• [Texto para revisión]:
==============================

Durante la última década, el mercado laboral de Arabia Saudita ha experimentado transformaciones profundas como parte de una agenda más amplia de modernización económica y social. Este proceso se ha desarrollado en un contexto caracterizado por una elevada dependencia del empleo público, una participación limitada de la población nacional en el sector privado y una fuerte presencia de trabajadores expatriados. Frente a estas dinámicas, se impulsaron reformas orientadas a diversificar la economía, ampliar oportunidades de empleo y fortalecer la inclusión de grupos históricamente subrepresentados.
En primer término, las políticas laborales adoptadas buscaron aumentar la participación de ciudadanos saudíes en el mercado de trabajo privado. A través de incentivos regulatorios, ajustes salariales y programas de localización del empleo, se promovió la contratación de nacionales en sectores donde predominaba la mano de obra extranjera. Como resultado, la proporción de trabajadores saudíes en empresas privadas mostró un crecimiento sostenido, acompañado de una reducción gradual de la dependencia del sector público como principal empleador. De manera paralela, la participación laboral femenina registró avances notables. Reformas legales y administrativas ampliaron el acceso de las mujeres a una gama más amplia de ocupaciones, al tiempo que se eliminaron restricciones que limitaban su movilidad y autonomía económica. Además, la expansión de servicios de apoyo, junto con cambios en normas sociales, favoreció una incorporación más activa de las mujeres al empleo formal. Este incremento no solo modificó la composición de la fuerza laboral, sino que también contribuyó a diversificar ingresos familiares y a dinamizar la economía.

==============================

• [Extractos del listado]:
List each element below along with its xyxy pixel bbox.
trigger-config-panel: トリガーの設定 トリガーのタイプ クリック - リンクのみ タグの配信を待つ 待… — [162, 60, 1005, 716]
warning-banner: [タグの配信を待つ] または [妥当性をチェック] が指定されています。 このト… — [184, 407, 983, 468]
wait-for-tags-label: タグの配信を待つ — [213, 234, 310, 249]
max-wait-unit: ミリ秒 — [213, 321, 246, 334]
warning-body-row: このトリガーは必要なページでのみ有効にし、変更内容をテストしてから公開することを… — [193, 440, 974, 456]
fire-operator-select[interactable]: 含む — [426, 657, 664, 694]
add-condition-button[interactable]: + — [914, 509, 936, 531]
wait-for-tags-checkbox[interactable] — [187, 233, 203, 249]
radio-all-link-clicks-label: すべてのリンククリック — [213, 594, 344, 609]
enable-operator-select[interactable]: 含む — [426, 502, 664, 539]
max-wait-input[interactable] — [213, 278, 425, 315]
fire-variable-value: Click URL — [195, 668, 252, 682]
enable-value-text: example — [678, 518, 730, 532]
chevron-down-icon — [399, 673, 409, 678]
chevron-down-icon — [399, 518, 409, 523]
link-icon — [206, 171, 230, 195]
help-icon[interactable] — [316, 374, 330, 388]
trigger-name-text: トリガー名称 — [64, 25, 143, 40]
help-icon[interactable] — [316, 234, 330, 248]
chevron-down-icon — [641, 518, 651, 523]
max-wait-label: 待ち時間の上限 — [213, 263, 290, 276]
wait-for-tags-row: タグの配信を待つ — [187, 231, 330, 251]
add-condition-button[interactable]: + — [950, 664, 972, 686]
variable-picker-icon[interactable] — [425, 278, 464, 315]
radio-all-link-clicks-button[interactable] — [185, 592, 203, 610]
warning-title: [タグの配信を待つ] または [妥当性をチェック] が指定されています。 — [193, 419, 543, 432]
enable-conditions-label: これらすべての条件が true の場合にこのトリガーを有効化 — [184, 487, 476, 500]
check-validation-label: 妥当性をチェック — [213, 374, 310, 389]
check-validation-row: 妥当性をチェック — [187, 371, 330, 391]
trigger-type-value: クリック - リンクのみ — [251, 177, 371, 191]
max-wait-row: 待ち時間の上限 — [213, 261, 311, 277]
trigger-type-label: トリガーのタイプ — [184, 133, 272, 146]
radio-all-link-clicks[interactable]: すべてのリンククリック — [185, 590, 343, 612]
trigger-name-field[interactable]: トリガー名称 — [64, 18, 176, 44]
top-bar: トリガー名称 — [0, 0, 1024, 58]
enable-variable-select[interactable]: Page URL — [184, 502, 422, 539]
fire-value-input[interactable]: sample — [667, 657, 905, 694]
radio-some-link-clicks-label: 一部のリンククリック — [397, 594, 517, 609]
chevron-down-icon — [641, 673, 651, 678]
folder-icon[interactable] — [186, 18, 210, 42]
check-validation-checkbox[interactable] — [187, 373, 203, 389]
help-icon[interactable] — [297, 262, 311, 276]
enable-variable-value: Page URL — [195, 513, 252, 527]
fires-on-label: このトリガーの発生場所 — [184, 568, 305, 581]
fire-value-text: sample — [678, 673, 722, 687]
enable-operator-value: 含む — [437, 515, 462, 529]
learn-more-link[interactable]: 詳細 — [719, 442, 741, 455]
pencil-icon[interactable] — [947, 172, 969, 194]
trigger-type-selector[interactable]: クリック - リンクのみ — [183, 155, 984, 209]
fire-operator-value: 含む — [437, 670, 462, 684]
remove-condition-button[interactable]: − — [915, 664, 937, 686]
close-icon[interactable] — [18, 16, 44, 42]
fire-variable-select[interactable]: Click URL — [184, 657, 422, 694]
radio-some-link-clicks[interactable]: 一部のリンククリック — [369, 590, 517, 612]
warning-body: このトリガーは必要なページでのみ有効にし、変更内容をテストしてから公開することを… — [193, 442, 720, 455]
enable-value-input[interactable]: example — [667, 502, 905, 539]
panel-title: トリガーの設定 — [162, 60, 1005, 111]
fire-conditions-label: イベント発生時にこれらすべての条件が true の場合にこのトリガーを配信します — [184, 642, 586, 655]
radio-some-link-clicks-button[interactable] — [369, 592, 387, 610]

==============================

• [Enunciado del ejercicio]: Edita el tramo del texto sobre el mercado laboral de Arabia Saudita que va desde "Durante la última" hasta "grupos históricamente subrepresentados.", reemplazando "trabajadores expatriados" por "trabajadores extranjeros". El listado constituye material independiente del texto.

• [Respuesta esperada]:
Durante la última década, el mercado laboral de Arabia Saudita ha experimentado transformaciones profundas como parte de una agenda más amplia de modernización económica y social. Este proceso se ha desarrollado en un contexto caracterizado por una elevada dependencia del empleo público, una participación limitada de la población nacional en el sector privado y una fuerte presencia de trabajadores extranjeros. Frente a estas dinámicas, se impulsaron reformas orientadas a diversificar la economía, ampliar oportunidades de empleo y fortalecer la inclusión de grupos históricamente subrepresentados.